### EXTRACTED TEXT

>> begin

Much like the global economy in which we all live, software is becoming increasingly interdependent. Many apps and services are built using open-source libraries, yet few organizations can accurately detail every single library in use. As defenders improve the “perimeter” of applications (i.e., public-facing web apps and APIs), threat actors will naturally look toward other vectors. Increasingly a preferred vector is the use of third-party code, libraries, and services within an application. As much as 78% of code in hardware and software codebases is composed of open source libraries and not developed in-house.3 As a threat actor, if you knew that more than three quarters of an application’s code was maintained in open source libraries, it would make sense to target those code repositories.

In recent years, we have witnessed a growing number of methods in which libraries pose risks to the organizations that rely on them:

  • Developer accounts were compromised, commonly due to the lack of MFA, leading to malicious code being inserted into widely used libraries and Google Chrome web browser extensions
  • Trojan and typo-squatting attacks, in which threat actors develop tools which sound useful or have very similar names to widely used libraries
  • Destructive and other malicious code deliberately inserted by the genuine author of a library as a form of hacktivism or political protest

Ken Arora considers what this all means for the future of app development:

“Many modern apps leverage software-as-a-service (SaaS), such as centralized authentication, databases-as-a-service, or data leakage prevention (DLP). If an attacker can compromise either the open source software (OSS) code base or a SaaS offering that is consumed by an application, the attacker then has a toehold ‘inside’ the application, bypassing perimeter defenses such as web application firewalls and API gateways.

>> end

### CHALLENGE A
Count the lines in the rows that contain the string "signature", and give only that number.
The rows that come next are unrelated to the piece on software supply chain risks.

### ROWS
>> begin

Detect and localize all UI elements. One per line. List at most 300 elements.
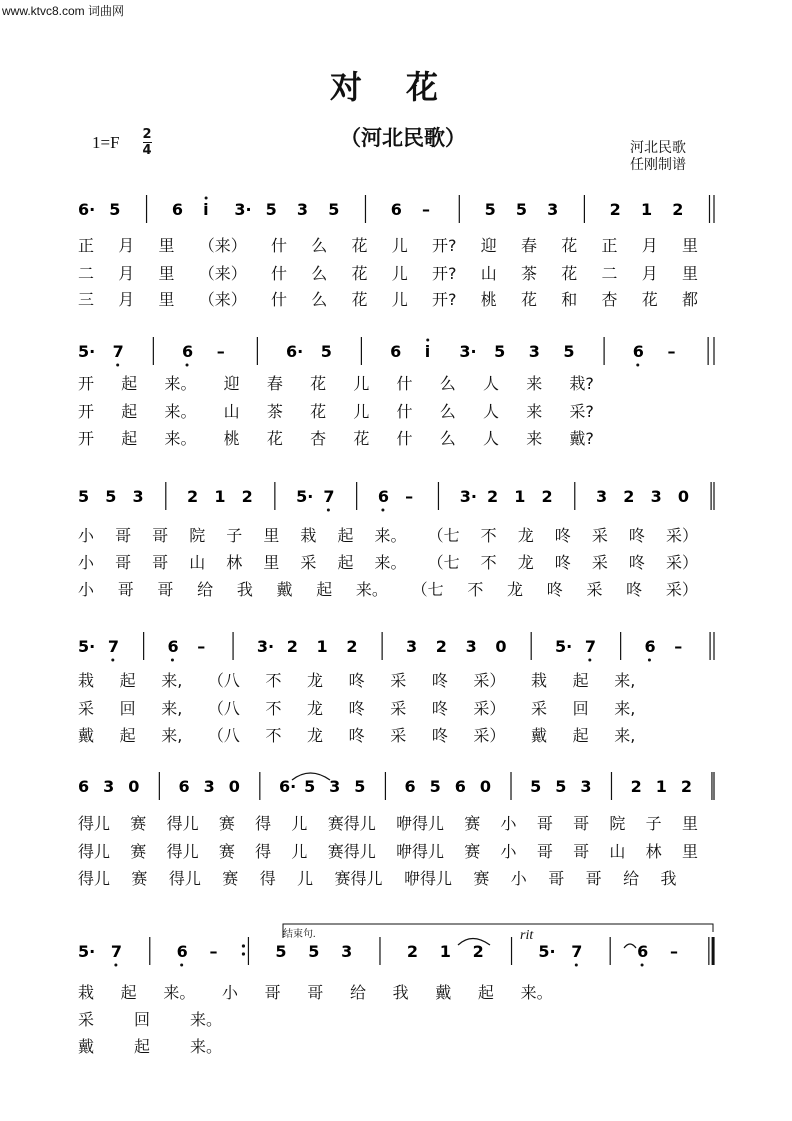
lyric-syllable: 来, (161, 671, 183, 690)
lyric-syllable: 来。 (189, 1010, 222, 1029)
lyric-syllable: 里 (263, 526, 280, 545)
note: i (203, 200, 209, 219)
key-signature: 1=F (92, 133, 120, 152)
lyric-syllable: 采 (390, 699, 407, 718)
lyric-syllable: 赛得儿 (334, 869, 383, 888)
lyric-syllable: 采） (665, 580, 698, 599)
lyric-syllable: 给 (623, 869, 640, 888)
lyric-syllable: 花 (310, 374, 327, 393)
lyric-syllable: 月 (118, 264, 135, 283)
lyric-syllable: 来, (614, 699, 636, 718)
lyric-syllable: 得儿 (78, 869, 111, 888)
lyric-syllable: 我 (392, 983, 409, 1002)
lyric-syllable: 月 (641, 264, 658, 283)
note: 3 (329, 777, 341, 796)
lyric-syllable: 子 (226, 526, 243, 545)
note: 5 (265, 200, 277, 219)
lyric-syllable: 哥 (117, 580, 134, 599)
note: 1 (640, 200, 653, 219)
lyric-line (78, 811, 698, 834)
lyric-syllable: 花 (266, 429, 283, 448)
note: 3 (132, 487, 144, 506)
lyric-syllable: 小 (221, 983, 238, 1002)
lyric-syllable: 来 (526, 402, 543, 421)
lyric-syllable: 咚 (431, 699, 448, 718)
lyric-syllable: 咚 (348, 699, 365, 718)
note: 6 (390, 342, 402, 361)
lyric-syllable: 采） (473, 699, 506, 718)
lyric-syllable: 咚 (626, 580, 643, 599)
note: 5 (530, 777, 542, 796)
lyric-syllable: 来。 (189, 1037, 222, 1056)
lyric-syllable: 来。 (163, 983, 196, 1002)
note: 0 (495, 637, 507, 656)
note: – (216, 342, 225, 361)
note: – (197, 637, 206, 656)
lyric-syllable: 儿 (391, 264, 408, 283)
note: 6 (182, 342, 194, 361)
lyric-syllable: 戴? (569, 429, 594, 448)
song-subtitle: （河北民歌） (340, 126, 466, 150)
lyric-syllable: 花 (561, 264, 578, 283)
lyric-syllable: 里 (158, 290, 175, 309)
site-watermark: www.ktvc8.com 词曲网 (2, 4, 125, 18)
note: 1 (316, 637, 328, 656)
octave-dot-low (588, 659, 591, 662)
lyric-syllable: 迎 (480, 236, 497, 255)
note: 6 (404, 777, 416, 796)
lyric-syllable: 二 (78, 264, 95, 283)
lyric-syllable: 么 (439, 429, 456, 448)
lyric-syllable: 么 (311, 236, 328, 255)
lyric-syllable: 起 (120, 983, 137, 1002)
note: 2 (472, 942, 484, 961)
lyric-syllable: 什 (271, 290, 288, 309)
note: 6 (176, 942, 188, 961)
lyric-syllable: 赛得儿 (327, 842, 376, 861)
lyric-syllable: （七 (411, 580, 444, 599)
lyric-syllable: 迎 (223, 374, 240, 393)
note: 3· (256, 637, 275, 656)
lyric-syllable: 采） (665, 526, 698, 545)
lyric-syllable: 哥 (152, 526, 169, 545)
lyric-syllable: 采） (473, 726, 506, 745)
lyric-syllable: 小 (78, 580, 95, 599)
lyric-syllable: 赛 (218, 814, 235, 833)
lyric-syllable: 林 (645, 842, 662, 861)
lyric-syllable: 采 (390, 726, 407, 745)
lyric-syllable: 咚 (546, 580, 563, 599)
lyric-syllable: 采 (300, 553, 317, 572)
lyric-syllable: 杏 (310, 429, 327, 448)
lyric-syllable: 赛得儿 (327, 814, 376, 833)
lyric-syllable: 山 (223, 402, 240, 421)
lyric-syllable: 小 (500, 842, 517, 861)
lyric-syllable: 来。 (355, 580, 388, 599)
lyric-syllable: 不 (265, 671, 282, 690)
lyric-syllable: 花 (310, 402, 327, 421)
note: 0 (479, 777, 492, 796)
repeat-dot (242, 952, 245, 955)
lyric-syllable: 春 (266, 374, 283, 393)
lyric-syllable: 龙 (517, 526, 534, 545)
lyric-syllable: 咚 (554, 553, 571, 572)
lyric-syllable: 哥 (536, 842, 553, 861)
note: 1 (214, 487, 226, 506)
lyric-syllable: 采） (665, 553, 698, 572)
lyric-syllable: 哥 (115, 553, 132, 572)
note: 1 (439, 942, 451, 961)
lyric-syllable: 咚 (628, 553, 645, 572)
lyric-syllable: 山 (609, 842, 626, 861)
lyric-line (78, 723, 635, 746)
octave-dot-low (116, 364, 119, 367)
lyric-syllable: 咚 (431, 671, 448, 690)
note: 7 (107, 637, 119, 656)
lyric-syllable: 戴 (531, 726, 548, 745)
lyric-syllable: 开? (432, 236, 457, 255)
note: 5 (275, 942, 287, 961)
note: 7 (112, 342, 124, 361)
lyric-syllable: 小 (78, 553, 95, 572)
note: 7 (323, 487, 335, 506)
note: 2 (630, 777, 642, 796)
note: – (422, 200, 431, 219)
lyric-line (78, 287, 698, 310)
note: 0 (128, 777, 140, 796)
note: i (424, 342, 431, 361)
lyric-syllable: 开? (432, 264, 457, 283)
lyric-syllable: 来。 (374, 526, 407, 545)
lyric-line (78, 866, 677, 889)
lyric-syllable: 儿 (297, 869, 314, 888)
note: 5 (109, 200, 121, 219)
note: 6 (454, 777, 466, 796)
ritardando-mark: rit (520, 928, 534, 943)
lyric-syllable: 院 (609, 814, 626, 833)
lyric-syllable: 起 (477, 983, 494, 1002)
lyric-line (78, 696, 635, 719)
lyric-syllable: 儿 (353, 402, 370, 421)
lyric-syllable: 都 (681, 290, 698, 309)
ending-label: 结束句. (283, 929, 316, 940)
note: – (209, 942, 218, 961)
note: 5· (296, 487, 314, 506)
lyric-syllable: 赛 (473, 869, 490, 888)
note: 7 (584, 637, 596, 656)
lyric-syllable: 山 (480, 264, 497, 283)
note: – (674, 637, 683, 656)
lyric-syllable: 得 (259, 869, 276, 888)
lyric-syllable: 哥 (307, 983, 324, 1002)
lyric-syllable: 栽 (300, 526, 317, 545)
lyric-syllable: 不 (480, 526, 497, 545)
lyric-syllable: 什 (396, 402, 413, 421)
note: 2 (187, 487, 199, 506)
lyric-syllable: 龙 (507, 580, 524, 599)
lyric-syllable: 咿得儿 (403, 869, 452, 888)
ending-bracket (283, 924, 713, 938)
lyric-syllable: 咚 (348, 726, 365, 745)
note: 2 (486, 487, 499, 506)
lyric-syllable: 回 (572, 699, 589, 718)
lyric-syllable: 院 (189, 526, 206, 545)
lyric-syllable: 么 (311, 264, 328, 283)
note: 5 (78, 487, 90, 506)
lyric-syllable: 来。 (374, 553, 407, 572)
lyric-syllable: 什 (271, 264, 288, 283)
lyric-syllable: 回 (133, 1010, 150, 1029)
lyric-syllable: 儿 (391, 236, 408, 255)
lyric-syllable: 得儿 (78, 814, 111, 833)
lyric-syllable: 山 (189, 553, 206, 572)
lyric-syllable: 赛 (130, 842, 147, 861)
note: 3 (203, 777, 215, 796)
fermata (624, 944, 636, 948)
lyric-syllable: 花 (520, 290, 537, 309)
note: 6· (278, 777, 297, 796)
lyric-syllable: 来。 (164, 374, 197, 393)
lyric-syllable: （七 (427, 526, 460, 545)
lyric-syllable: 来, (161, 699, 183, 718)
lyric-syllable: 三 (78, 290, 95, 309)
lyric-syllable: 哥 (264, 983, 281, 1002)
lyric-syllable: 花 (353, 429, 370, 448)
octave-dot-low (111, 659, 114, 662)
lyric-syllable: 里 (158, 236, 175, 255)
lyric-line (78, 426, 594, 449)
time-signature-bottom: 4 (142, 143, 152, 158)
lyric-syllable: 哥 (152, 553, 169, 572)
lyric-syllable: 得儿 (168, 869, 201, 888)
lyric-syllable: 起 (119, 671, 136, 690)
note: 3 (580, 777, 592, 796)
lyric-syllable: 不 (265, 699, 282, 718)
lyric-syllable: 来, (614, 726, 636, 745)
lyric-syllable: 起 (121, 374, 138, 393)
note: 5· (78, 637, 96, 656)
note: 7 (571, 942, 583, 961)
lyric-syllable: 花 (561, 236, 578, 255)
lyric-syllable: 花 (351, 264, 368, 283)
lyric-line (78, 1034, 222, 1057)
lyric-syllable: 么 (439, 374, 456, 393)
note: 6· (78, 200, 96, 219)
note: 5 (429, 777, 441, 796)
lyric-syllable: 人 (482, 429, 499, 448)
note: 6 (377, 487, 390, 506)
lyric-syllable: 采 (591, 553, 608, 572)
note: 5 (354, 777, 366, 796)
octave-dot-low (381, 509, 384, 512)
note: 5 (484, 200, 496, 219)
note: 3 (596, 487, 608, 506)
lyric-syllable: 不 (480, 553, 497, 572)
note: 6 (167, 637, 179, 656)
note: 3 (465, 637, 477, 656)
note: 2 (623, 487, 635, 506)
lyric-syllable: 来。 (520, 983, 553, 1002)
note: 3 (103, 777, 115, 796)
note: 6 (78, 777, 90, 796)
lyric-syllable: 开? (432, 290, 457, 309)
note: 3 (528, 342, 540, 361)
lyric-syllable: （来） (198, 290, 247, 309)
lyric-syllable: 不 (467, 580, 484, 599)
octave-dot-high (205, 197, 208, 200)
lyric-syllable: 采 (78, 1010, 95, 1029)
lyric-syllable: 哥 (157, 580, 174, 599)
lyric-syllable: 开 (78, 402, 95, 421)
lyric-syllable: 给 (349, 983, 366, 1002)
note: 6 (390, 200, 402, 219)
lyric-syllable: 人 (482, 402, 499, 421)
note: 6 (637, 942, 649, 961)
note: 2 (406, 942, 419, 961)
lyric-syllable: 采? (569, 402, 594, 421)
note: 2 (672, 200, 684, 219)
lyric-syllable: 栽 (531, 671, 548, 690)
note: 5 (515, 200, 527, 219)
lyric-syllable: 得儿 (166, 814, 199, 833)
lyric-syllable: 赛 (222, 869, 239, 888)
note: 5 (555, 777, 567, 796)
lyric-syllable: 咚 (431, 726, 448, 745)
lyric-syllable: 戴 (78, 1037, 95, 1056)
note: 2 (435, 637, 447, 656)
lyric-syllable: 哥 (548, 869, 565, 888)
lyric-syllable: 咚 (554, 526, 571, 545)
lyric-syllable: 赛 (464, 814, 481, 833)
lyric-syllable: 儿 (291, 814, 308, 833)
lyric-syllable: 花 (641, 290, 658, 309)
octave-dot-low (171, 659, 174, 662)
octave-dot-low (648, 659, 651, 662)
lyric-syllable: 赛 (130, 814, 147, 833)
note: 6 (632, 342, 644, 361)
lyric-syllable: 来 (526, 374, 543, 393)
lyric-syllable: 里 (681, 842, 698, 861)
note: 6 (644, 637, 656, 656)
note: 3· (459, 342, 477, 361)
lyric-syllable: 里 (263, 553, 280, 572)
lyric-syllable: 赛 (131, 869, 148, 888)
lyric-syllable: 哥 (115, 526, 132, 545)
lyric-syllable: 回 (119, 699, 136, 718)
lyric-syllable: 小 (78, 526, 95, 545)
credit-origin: 河北民歌 (630, 140, 686, 156)
song-title: 对花 (330, 68, 483, 106)
lyric-syllable: 龙 (307, 726, 324, 745)
note: 2 (680, 777, 692, 796)
lyric-line (78, 577, 698, 600)
octave-dot-low (575, 964, 578, 967)
note: 2 (286, 637, 298, 656)
lyric-line (78, 399, 594, 422)
lyric-syllable: 来, (614, 671, 636, 690)
lyric-line (78, 668, 635, 691)
lyric-line (78, 550, 698, 573)
lyric-syllable: 栽? (569, 374, 594, 393)
note: 3 (341, 942, 353, 961)
octave-dot-low (327, 509, 330, 512)
note: 3 (547, 200, 559, 219)
lyric-syllable: 采 (78, 699, 95, 718)
lyric-syllable: 春 (520, 236, 537, 255)
lyric-syllable: 赛 (464, 842, 481, 861)
lyric-syllable: 起 (337, 526, 354, 545)
lyric-syllable: 茶 (520, 264, 537, 283)
lyric-syllable: 月 (118, 236, 135, 255)
lyric-syllable: 戴 (435, 983, 452, 1002)
lyric-syllable: 戴 (276, 580, 293, 599)
lyric-syllable: 咚 (628, 526, 645, 545)
lyric-syllable: 采 (586, 580, 603, 599)
note: – (669, 942, 678, 961)
lyric-syllable: 么 (439, 402, 456, 421)
note: 5· (78, 942, 96, 961)
octave-dot-low (636, 364, 639, 367)
lyric-syllable: 正 (78, 236, 95, 255)
lyric-syllable: 栽 (78, 671, 95, 690)
note: 5 (308, 942, 320, 961)
lyric-syllable: 咿得儿 (395, 814, 444, 833)
lyric-syllable: 儿 (353, 374, 370, 393)
lyric-syllable: 开 (78, 429, 95, 448)
lyric-syllable: 不 (265, 726, 282, 745)
note: 5· (78, 342, 96, 361)
note: 5 (328, 200, 340, 219)
lyric-line (78, 980, 553, 1003)
note: 7 (110, 942, 123, 961)
lyric-syllable: 起 (337, 553, 354, 572)
note: 5 (494, 342, 506, 361)
octave-dot-high (426, 339, 429, 342)
octave-dot-low (114, 964, 117, 967)
lyric-line (78, 371, 594, 394)
lyric-syllable: 儿 (391, 290, 408, 309)
lyric-syllable: 龙 (517, 553, 534, 572)
lyric-syllable: 来 (526, 429, 543, 448)
note: 5 (304, 777, 316, 796)
lyric-syllable: 开 (78, 374, 95, 393)
lyric-syllable: 得儿 (78, 842, 111, 861)
lyric-syllable: 桃 (223, 429, 240, 448)
lyric-syllable: 么 (311, 290, 328, 309)
lyric-syllable: 采 (531, 699, 548, 718)
lyric-syllable: 杏 (601, 290, 618, 309)
lyric-syllable: 起 (572, 671, 589, 690)
note: 5· (555, 637, 573, 656)
lyric-syllable: 正 (601, 236, 618, 255)
lyric-syllable: 月 (118, 290, 135, 309)
repeat-dot (242, 944, 245, 947)
lyric-syllable: 起 (119, 726, 136, 745)
lyric-syllable: 花 (351, 236, 368, 255)
lyric-syllable: 人 (482, 374, 499, 393)
note: 1 (514, 487, 526, 506)
lyric-line (78, 261, 698, 284)
lyric-syllable: 二 (601, 264, 618, 283)
lyric-syllable: （八 (207, 671, 240, 690)
octave-dot-low (641, 964, 644, 967)
lyric-syllable: 哥 (536, 814, 553, 833)
note: 3 (650, 487, 662, 506)
note: 6 (178, 777, 190, 796)
lyric-syllable: 桃 (480, 290, 497, 309)
note: 3· (234, 200, 252, 219)
note: 3 (405, 637, 418, 656)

>> end

### CHALLENGE B
Carry on the piece on software supply chain risks from the point where it stops.

### EXERCISE OUTPUT A
2

### EXERCISE OUTPUT B
This toehold can then be exploited for lateral motion in different forms (remote shell, monitoring, data exfiltration). The consequence of this is that software developers will want greater visibility into the software components that an application is composed of and, most notably, a Software Bill of Materials (SBoM) that enumerates all the software components. This will allow the consumer of the delivered software product to more quickly and efficiently determine if any discovered vulnerabilities will affect the product.”

Aaron Brailsford, principal security engineer for F5’s security incident response team (SIRT), agrees that SBoMs are sorely needed, but notes that they will bring with them a huge amount of work for organizations:

I think the widespread adoption of SBoMs is going to unearth an enormous amount of tech debt. I don’t believe uncovering that will make any products or systems inherently less secure, but I do think it is going to shine a spotlight on the somewhat haphazard way the industry develops products now. Companies are going to have to make some heavy inward investments to either bring older systems up to date and fix or mitigate large (very large—thousands) numbers of vulnerabilities, consider starting with a clean slate for a new generation of products, or both. There is, of course, always the chance that customers will simply learn to accept huge numbers of unfixed vulnerabilities in their chosen products because they’re all much of a muchness. I’m rooting for sweeping change, not apathy.”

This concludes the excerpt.